Requirement: Take every line from the material that has the word "明朝那些事儿" in it.

Items:
>> begin

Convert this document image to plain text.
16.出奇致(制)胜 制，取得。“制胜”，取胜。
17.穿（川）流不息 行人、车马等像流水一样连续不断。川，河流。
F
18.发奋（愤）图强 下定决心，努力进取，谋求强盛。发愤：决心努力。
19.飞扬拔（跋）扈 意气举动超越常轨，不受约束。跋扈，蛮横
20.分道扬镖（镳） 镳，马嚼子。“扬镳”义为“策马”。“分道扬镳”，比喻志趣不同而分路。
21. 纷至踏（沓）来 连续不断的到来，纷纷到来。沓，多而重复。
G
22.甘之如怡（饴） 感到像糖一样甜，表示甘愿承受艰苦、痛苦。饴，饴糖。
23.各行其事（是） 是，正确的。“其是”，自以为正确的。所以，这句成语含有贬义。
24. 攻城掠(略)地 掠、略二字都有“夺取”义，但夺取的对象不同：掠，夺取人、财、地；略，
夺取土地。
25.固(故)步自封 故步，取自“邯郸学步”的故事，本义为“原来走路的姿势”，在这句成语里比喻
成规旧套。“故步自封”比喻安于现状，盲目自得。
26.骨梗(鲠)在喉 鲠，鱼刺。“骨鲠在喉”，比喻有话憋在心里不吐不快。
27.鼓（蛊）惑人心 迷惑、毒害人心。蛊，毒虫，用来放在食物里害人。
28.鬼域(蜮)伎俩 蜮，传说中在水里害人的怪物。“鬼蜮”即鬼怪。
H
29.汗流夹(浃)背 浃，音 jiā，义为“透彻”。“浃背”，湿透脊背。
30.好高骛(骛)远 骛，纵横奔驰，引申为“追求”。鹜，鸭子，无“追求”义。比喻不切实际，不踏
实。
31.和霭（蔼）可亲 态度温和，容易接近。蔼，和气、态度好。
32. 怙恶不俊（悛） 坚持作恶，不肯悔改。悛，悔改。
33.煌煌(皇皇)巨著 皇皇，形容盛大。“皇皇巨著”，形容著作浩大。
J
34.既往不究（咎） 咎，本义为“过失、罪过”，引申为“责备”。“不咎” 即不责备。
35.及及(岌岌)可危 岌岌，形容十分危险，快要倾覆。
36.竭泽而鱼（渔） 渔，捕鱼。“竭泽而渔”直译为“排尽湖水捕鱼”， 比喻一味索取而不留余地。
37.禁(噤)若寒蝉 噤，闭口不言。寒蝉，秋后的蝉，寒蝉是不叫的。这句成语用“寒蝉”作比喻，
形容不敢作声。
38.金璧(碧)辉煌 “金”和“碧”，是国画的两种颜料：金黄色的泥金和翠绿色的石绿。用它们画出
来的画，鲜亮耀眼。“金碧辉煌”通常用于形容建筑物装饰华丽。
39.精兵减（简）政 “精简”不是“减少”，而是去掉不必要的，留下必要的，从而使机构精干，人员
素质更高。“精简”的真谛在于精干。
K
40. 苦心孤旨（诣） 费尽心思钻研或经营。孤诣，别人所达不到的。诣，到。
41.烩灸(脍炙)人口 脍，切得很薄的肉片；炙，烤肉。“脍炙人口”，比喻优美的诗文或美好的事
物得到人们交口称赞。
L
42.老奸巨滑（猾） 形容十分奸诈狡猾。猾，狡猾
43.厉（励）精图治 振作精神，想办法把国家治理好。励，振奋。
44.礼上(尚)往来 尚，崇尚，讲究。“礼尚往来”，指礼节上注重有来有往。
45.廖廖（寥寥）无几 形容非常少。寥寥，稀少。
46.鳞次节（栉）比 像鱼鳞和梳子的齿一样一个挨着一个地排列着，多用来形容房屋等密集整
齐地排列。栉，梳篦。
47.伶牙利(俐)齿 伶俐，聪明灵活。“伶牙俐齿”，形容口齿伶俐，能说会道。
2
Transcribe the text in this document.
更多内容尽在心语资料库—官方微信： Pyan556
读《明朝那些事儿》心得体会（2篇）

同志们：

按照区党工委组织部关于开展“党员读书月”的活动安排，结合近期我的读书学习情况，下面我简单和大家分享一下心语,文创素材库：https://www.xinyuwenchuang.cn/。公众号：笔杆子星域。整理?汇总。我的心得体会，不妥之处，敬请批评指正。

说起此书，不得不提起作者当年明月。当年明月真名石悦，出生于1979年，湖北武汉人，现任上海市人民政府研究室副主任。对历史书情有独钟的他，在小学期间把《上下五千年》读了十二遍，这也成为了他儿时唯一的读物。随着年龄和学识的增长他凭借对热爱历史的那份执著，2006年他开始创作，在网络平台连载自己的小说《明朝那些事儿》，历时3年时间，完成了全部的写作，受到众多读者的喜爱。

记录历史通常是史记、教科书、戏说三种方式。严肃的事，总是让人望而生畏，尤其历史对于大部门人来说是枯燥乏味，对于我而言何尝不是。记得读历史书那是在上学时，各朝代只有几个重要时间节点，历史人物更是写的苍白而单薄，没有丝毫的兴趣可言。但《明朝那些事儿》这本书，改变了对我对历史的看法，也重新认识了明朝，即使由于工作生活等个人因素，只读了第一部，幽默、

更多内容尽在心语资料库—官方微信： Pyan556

>> end

Task answer:
读《明朝那些事儿》心得体会（2篇）
说起此书，不得不提起作者当年明月。当年明月真名石悦，出生于1979年，湖北武汉人，现任上海市人民政府研究室副主任。对历史书情有独钟的他，在小学期间把《上下五千年》读了十二遍，这也成为了他儿时唯一的读物。随着年龄和学识的增长他凭借对热爱历史的那份执著，2006年他开始创作，在网络平台连载自己的小说《明朝那些事儿》，历时3年时间，完成了全部的写作，受到众多读者的喜爱。
记录历史通常是史记、教科书、戏说三种方式。严肃的事，总是让人望而生畏，尤其历史对于大部门人来说是枯燥乏味，对于我而言何尝不是。记得读历史书那是在上学时，各朝代只有几个重要时间节点，历史人物更是写的苍白而单薄，没有丝毫的兴趣可言。但《明朝那些事儿》这本书，改变了对我对历史的看法，也重新认识了明朝，即使由于工作生活等个人因素，只读了第一部，幽默、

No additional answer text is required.